→ TASK TO COMPLETE:
Collect all lines below with the string "title".

→ LISTED ENTRIES:

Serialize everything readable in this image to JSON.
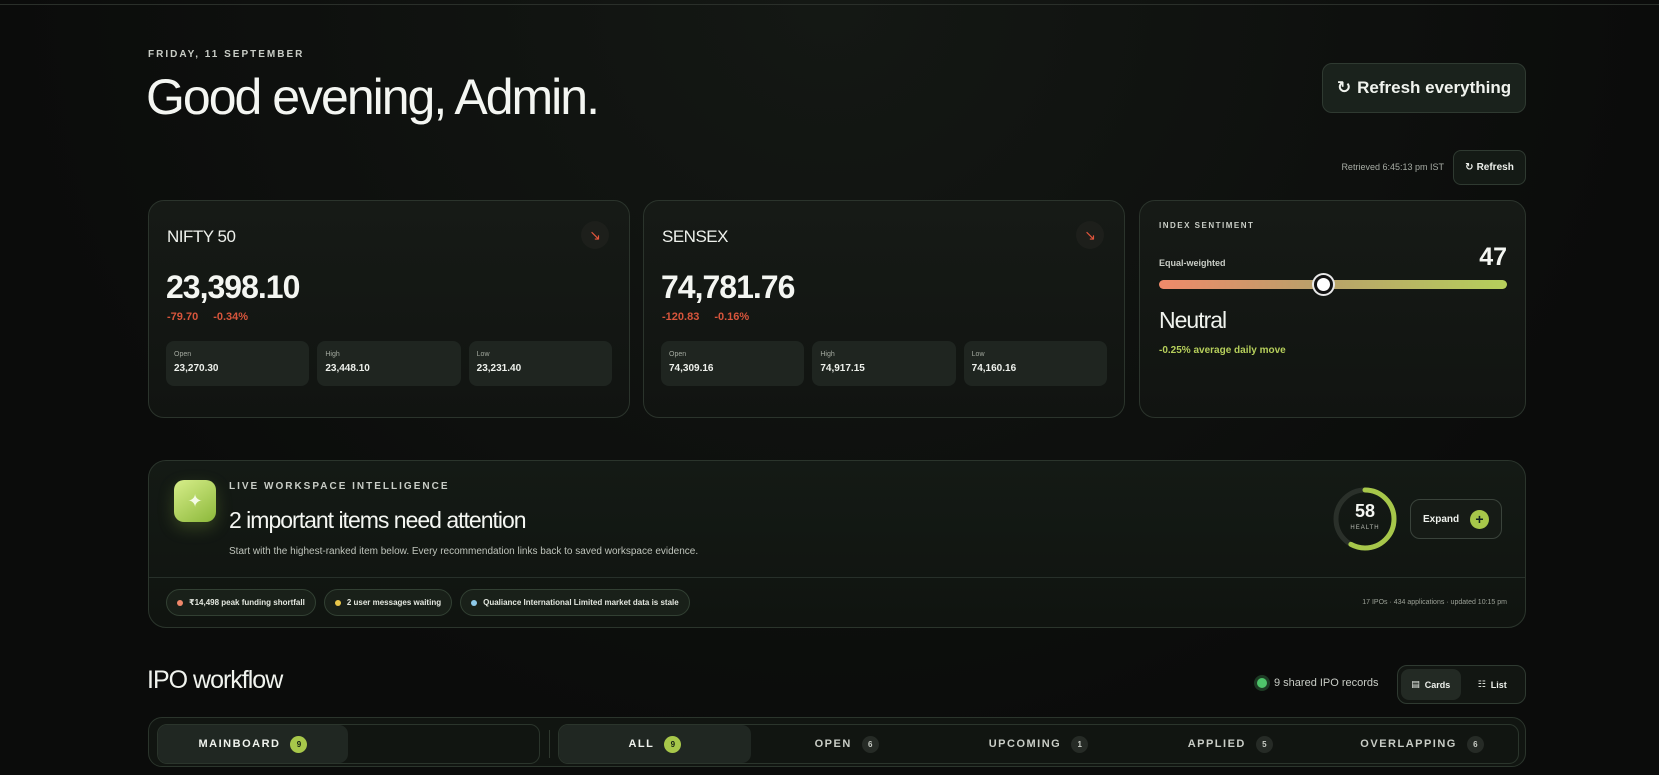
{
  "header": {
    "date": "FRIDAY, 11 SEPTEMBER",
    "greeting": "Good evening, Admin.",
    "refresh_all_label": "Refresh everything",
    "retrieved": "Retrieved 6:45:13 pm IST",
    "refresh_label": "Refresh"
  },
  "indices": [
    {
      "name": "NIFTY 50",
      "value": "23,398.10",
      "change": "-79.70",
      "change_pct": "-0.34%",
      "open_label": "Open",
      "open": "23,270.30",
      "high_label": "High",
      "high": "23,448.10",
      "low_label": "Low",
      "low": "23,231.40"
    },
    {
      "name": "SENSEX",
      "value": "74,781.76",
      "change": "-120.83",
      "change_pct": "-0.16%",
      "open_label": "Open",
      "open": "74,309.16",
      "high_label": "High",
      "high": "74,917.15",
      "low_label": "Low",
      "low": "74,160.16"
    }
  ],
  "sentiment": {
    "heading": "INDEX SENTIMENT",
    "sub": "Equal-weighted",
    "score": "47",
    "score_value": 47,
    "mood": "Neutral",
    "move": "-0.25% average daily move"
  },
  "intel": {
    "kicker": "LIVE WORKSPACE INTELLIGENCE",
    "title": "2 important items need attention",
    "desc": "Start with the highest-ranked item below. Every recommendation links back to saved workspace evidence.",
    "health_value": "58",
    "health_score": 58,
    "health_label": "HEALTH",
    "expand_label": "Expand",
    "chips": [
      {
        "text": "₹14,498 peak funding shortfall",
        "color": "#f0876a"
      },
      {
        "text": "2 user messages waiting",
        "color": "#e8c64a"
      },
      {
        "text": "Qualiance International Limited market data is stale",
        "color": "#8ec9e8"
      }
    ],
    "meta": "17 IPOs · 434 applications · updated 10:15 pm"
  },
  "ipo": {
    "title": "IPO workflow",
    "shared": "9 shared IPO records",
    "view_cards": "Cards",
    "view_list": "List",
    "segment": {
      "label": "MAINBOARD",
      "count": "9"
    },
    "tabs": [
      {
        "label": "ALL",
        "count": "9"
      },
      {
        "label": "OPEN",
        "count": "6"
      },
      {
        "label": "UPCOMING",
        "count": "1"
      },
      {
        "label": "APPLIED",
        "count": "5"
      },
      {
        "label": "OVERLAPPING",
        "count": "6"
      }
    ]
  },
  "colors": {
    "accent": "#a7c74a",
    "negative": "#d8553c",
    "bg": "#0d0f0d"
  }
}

→ COMPLETE RESPONSE:
    "title": "2 important items need attention",
    "title": "IPO workflow",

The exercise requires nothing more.